=== Requirements ===
Retype the whole listing below, character for character.

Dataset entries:
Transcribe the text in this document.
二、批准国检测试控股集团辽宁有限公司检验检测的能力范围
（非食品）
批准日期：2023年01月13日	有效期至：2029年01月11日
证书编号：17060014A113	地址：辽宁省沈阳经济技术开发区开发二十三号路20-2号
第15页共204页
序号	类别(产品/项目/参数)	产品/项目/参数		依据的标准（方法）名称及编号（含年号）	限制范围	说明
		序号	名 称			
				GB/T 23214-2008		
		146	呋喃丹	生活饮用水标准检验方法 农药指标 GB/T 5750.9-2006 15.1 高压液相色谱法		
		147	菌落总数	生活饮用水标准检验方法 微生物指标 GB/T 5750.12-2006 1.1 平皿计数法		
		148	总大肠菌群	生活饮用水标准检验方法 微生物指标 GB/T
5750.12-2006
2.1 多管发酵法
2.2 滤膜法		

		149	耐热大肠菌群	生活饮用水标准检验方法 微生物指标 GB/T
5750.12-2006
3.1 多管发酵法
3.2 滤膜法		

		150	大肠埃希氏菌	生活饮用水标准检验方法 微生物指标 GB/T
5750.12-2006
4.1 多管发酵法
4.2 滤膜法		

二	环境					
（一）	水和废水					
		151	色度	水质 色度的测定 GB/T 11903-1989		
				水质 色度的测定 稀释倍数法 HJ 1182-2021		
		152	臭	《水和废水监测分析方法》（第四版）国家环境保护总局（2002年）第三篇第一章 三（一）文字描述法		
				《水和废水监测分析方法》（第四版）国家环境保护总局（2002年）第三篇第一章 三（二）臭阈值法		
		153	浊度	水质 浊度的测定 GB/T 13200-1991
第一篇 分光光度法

=== Reply ===
Transcribe the text in this document.
二、批准国检测试控股集团辽宁有限公司检验检测的能力范围
（非食品）
批准日期：2023年01月13日	有效期至：2029年01月11日
证书编号：17060014A113	地址：辽宁省沈阳经济技术开发区开发二十三号路20-2号
第15页共204页
序号	类别(产品/项目/参数)	产品/项目/参数		依据的标准（方法）名称及编号（含年号）	限制范围	说明
		序号	名 称			
				GB/T 23214-2008		
		146	呋喃丹	生活饮用水标准检验方法 农药指标 GB/T 5750.9-2006 15.1 高压液相色谱法		
		147	菌落总数	生活饮用水标准检验方法 微生物指标 GB/T 5750.12-2006 1.1 平皿计数法		
		148	总大肠菌群	生活饮用水标准检验方法 微生物指标 GB/T
5750.12-2006
2.1 多管发酵法
2.2 滤膜法		

		149	耐热大肠菌群	生活饮用水标准检验方法 微生物指标 GB/T
5750.12-2006
3.1 多管发酵法
3.2 滤膜法		

		150	大肠埃希氏菌	生活饮用水标准检验方法 微生物指标 GB/T
5750.12-2006
4.1 多管发酵法
4.2 滤膜法		

二	环境					
（一）	水和废水					
		151	色度	水质 色度的测定 GB/T 11903-1989		
				水质 色度的测定 稀释倍数法 HJ 1182-2021		
		152	臭	《水和废水监测分析方法》（第四版）国家环境保护总局（2002年）第三篇第一章 三（一）文字描述法		
				《水和废水监测分析方法》（第四版）国家环境保护总局（2002年）第三篇第一章 三（二）臭阈值法		
		153	浊度	水质 浊度的测定 GB/T 13200-1991
第一篇 分光光度法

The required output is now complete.